What the task asks
Select all lines with the string "value" in them, and copy those lines.

Materials provided
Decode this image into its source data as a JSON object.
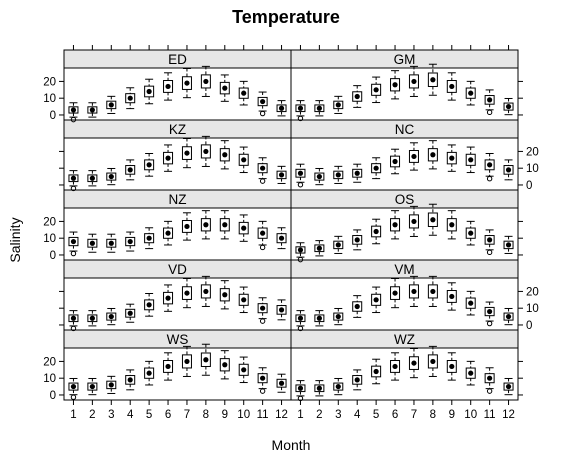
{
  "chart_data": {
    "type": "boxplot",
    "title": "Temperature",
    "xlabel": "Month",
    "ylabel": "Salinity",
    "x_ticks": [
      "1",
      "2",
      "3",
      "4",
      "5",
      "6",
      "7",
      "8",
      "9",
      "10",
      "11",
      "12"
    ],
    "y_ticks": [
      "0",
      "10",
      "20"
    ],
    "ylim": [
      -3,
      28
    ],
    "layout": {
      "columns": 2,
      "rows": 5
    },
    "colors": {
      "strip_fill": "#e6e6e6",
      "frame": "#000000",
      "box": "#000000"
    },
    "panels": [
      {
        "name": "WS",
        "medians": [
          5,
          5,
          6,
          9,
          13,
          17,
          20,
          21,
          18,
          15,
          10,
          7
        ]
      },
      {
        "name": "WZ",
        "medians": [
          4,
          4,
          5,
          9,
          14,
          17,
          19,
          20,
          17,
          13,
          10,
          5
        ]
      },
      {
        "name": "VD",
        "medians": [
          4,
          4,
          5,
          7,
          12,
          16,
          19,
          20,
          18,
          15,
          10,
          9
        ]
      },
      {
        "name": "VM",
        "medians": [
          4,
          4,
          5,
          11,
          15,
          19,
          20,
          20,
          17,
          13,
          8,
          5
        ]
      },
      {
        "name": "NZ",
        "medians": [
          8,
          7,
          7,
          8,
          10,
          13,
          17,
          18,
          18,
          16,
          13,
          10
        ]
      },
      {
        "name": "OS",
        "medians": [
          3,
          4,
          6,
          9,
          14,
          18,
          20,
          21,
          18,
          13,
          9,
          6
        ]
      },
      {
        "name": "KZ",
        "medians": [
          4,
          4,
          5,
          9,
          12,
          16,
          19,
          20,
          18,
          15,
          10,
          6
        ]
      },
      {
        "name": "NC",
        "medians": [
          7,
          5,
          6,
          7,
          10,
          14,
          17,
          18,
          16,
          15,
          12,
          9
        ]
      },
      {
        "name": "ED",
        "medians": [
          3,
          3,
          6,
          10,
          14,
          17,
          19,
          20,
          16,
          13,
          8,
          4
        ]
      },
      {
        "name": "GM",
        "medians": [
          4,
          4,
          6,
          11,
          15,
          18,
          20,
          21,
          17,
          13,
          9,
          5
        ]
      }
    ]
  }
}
---
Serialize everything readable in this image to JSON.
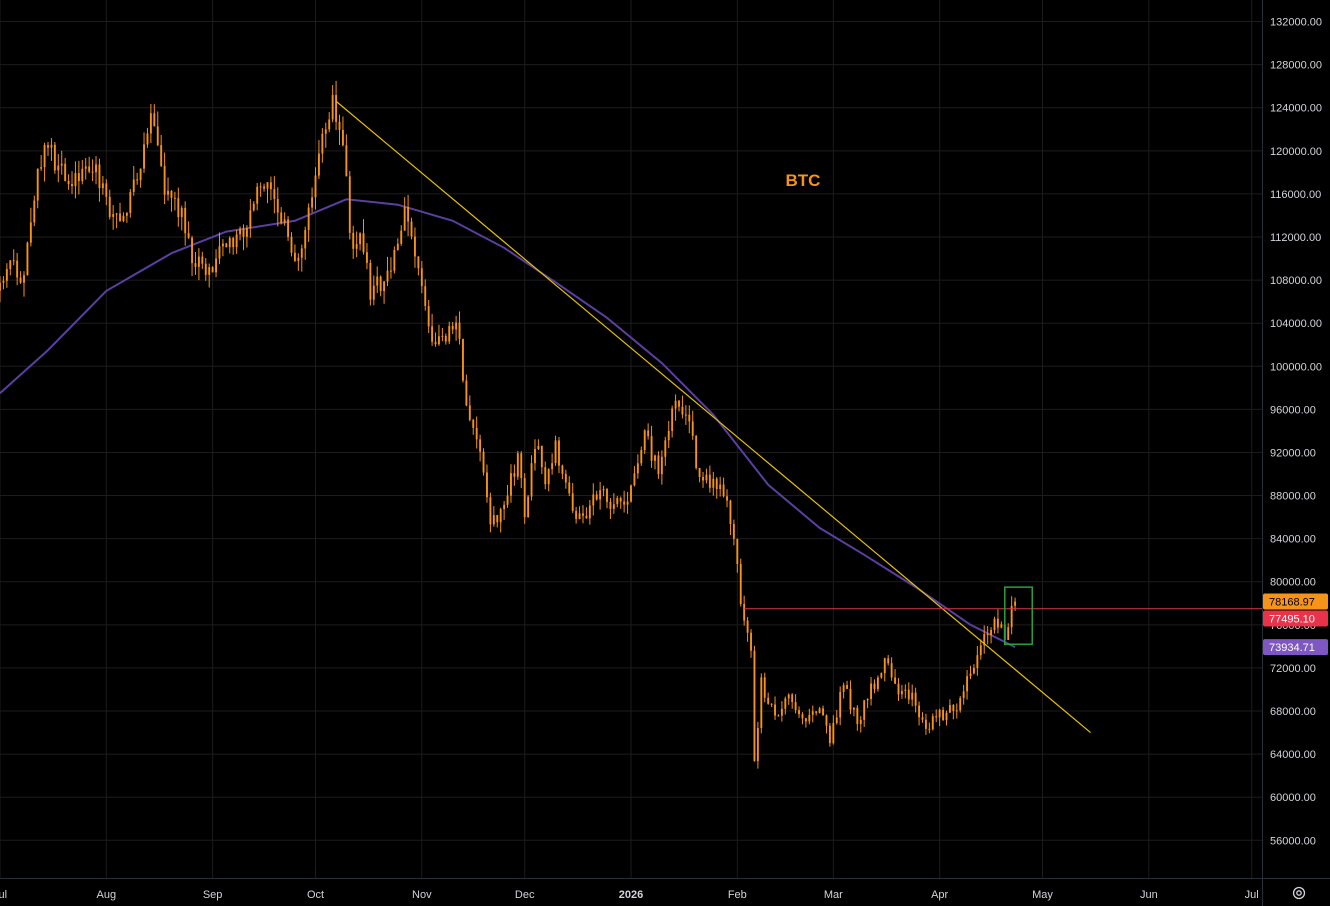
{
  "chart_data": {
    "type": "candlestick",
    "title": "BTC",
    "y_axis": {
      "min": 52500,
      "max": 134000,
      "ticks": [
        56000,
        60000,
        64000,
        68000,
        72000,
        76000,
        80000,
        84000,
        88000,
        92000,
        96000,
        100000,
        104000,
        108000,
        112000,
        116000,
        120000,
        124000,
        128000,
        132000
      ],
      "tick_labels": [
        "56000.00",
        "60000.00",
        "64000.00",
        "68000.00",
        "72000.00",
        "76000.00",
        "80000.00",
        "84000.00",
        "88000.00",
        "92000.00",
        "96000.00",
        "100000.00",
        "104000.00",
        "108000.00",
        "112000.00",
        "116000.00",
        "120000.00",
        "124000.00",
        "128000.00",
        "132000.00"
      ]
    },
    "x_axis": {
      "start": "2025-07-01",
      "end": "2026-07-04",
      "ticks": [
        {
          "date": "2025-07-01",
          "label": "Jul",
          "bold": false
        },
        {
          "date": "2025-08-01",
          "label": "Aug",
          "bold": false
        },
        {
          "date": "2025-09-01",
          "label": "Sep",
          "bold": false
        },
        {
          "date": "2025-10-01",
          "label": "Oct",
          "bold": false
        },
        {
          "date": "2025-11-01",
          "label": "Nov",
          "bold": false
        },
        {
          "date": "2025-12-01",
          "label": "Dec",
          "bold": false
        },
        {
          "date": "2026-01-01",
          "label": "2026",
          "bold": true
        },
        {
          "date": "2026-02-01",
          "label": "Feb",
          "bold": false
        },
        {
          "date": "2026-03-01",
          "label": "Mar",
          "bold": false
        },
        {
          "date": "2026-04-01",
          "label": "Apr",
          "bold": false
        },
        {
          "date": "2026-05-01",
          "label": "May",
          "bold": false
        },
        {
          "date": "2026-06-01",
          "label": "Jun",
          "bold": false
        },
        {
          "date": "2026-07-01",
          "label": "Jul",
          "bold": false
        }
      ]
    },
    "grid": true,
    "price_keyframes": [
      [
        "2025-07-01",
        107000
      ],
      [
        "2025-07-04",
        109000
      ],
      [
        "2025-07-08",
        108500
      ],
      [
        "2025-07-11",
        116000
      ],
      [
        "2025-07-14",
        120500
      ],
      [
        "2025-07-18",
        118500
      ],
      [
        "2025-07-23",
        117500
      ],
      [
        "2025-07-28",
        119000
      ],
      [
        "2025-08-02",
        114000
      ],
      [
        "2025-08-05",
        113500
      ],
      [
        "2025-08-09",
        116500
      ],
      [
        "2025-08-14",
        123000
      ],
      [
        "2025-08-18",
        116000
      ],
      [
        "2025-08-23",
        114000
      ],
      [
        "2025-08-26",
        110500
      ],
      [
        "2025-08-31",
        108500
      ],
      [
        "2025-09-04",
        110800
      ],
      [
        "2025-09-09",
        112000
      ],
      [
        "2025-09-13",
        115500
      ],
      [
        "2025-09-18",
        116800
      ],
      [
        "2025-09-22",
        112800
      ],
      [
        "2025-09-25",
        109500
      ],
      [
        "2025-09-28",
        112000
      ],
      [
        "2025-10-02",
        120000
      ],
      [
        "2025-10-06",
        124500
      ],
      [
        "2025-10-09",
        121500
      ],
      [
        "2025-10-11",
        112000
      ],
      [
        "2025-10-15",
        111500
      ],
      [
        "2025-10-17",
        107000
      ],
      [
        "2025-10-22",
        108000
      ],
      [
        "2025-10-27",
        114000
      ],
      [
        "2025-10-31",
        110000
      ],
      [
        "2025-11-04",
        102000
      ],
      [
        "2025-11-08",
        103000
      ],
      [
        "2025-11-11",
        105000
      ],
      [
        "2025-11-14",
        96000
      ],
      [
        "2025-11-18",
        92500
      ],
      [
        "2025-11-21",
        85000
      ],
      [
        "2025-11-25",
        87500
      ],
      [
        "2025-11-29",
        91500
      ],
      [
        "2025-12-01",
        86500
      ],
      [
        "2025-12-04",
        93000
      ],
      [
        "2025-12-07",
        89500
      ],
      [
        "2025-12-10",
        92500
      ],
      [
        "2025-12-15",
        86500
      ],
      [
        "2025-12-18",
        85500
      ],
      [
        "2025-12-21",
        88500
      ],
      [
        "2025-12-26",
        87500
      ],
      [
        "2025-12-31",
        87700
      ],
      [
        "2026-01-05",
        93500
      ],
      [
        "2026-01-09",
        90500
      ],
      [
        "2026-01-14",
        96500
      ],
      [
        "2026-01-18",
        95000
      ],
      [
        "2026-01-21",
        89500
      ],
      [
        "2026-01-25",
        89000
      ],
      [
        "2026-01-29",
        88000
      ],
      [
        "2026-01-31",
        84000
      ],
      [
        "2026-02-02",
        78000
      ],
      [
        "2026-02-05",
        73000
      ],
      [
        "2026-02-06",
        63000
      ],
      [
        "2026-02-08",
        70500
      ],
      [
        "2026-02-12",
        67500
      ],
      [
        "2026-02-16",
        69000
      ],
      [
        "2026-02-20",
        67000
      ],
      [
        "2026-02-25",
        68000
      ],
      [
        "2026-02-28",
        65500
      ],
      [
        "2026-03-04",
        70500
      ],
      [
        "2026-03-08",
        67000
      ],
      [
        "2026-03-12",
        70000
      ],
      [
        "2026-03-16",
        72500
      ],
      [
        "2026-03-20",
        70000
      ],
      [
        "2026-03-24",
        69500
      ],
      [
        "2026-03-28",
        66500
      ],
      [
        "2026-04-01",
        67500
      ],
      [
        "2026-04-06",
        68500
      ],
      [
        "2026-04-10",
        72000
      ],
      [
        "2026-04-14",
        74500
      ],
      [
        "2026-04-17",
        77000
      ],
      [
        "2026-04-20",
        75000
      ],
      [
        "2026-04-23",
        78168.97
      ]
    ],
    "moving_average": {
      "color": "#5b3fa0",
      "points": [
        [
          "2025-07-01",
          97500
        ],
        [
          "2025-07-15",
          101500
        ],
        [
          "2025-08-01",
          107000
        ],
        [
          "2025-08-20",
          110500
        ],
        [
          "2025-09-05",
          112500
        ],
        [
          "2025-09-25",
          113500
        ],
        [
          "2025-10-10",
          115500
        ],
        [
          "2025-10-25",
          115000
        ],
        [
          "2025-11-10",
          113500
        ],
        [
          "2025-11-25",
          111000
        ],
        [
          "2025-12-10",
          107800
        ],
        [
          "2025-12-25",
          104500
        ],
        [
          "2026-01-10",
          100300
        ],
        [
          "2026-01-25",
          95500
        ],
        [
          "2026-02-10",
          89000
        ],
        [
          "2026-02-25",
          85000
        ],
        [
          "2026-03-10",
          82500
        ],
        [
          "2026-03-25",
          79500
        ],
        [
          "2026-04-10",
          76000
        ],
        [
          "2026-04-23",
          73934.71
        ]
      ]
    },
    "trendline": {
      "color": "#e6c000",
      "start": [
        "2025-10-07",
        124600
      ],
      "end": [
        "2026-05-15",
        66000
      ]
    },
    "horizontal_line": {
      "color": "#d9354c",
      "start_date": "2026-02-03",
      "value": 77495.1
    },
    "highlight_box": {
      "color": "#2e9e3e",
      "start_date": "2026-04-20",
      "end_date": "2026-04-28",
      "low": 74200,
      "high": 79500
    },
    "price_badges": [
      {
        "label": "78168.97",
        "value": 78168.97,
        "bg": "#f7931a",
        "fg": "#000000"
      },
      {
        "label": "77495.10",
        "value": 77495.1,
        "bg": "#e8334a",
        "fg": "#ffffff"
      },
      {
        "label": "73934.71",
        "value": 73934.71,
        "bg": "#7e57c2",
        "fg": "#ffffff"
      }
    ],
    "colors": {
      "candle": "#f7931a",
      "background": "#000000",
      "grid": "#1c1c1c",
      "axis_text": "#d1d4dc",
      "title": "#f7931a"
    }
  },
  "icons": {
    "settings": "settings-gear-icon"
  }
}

Final result
      "value": 77495.1
        "value": 78168.97,
        "value": 77495.1,
        "value": 73934.71,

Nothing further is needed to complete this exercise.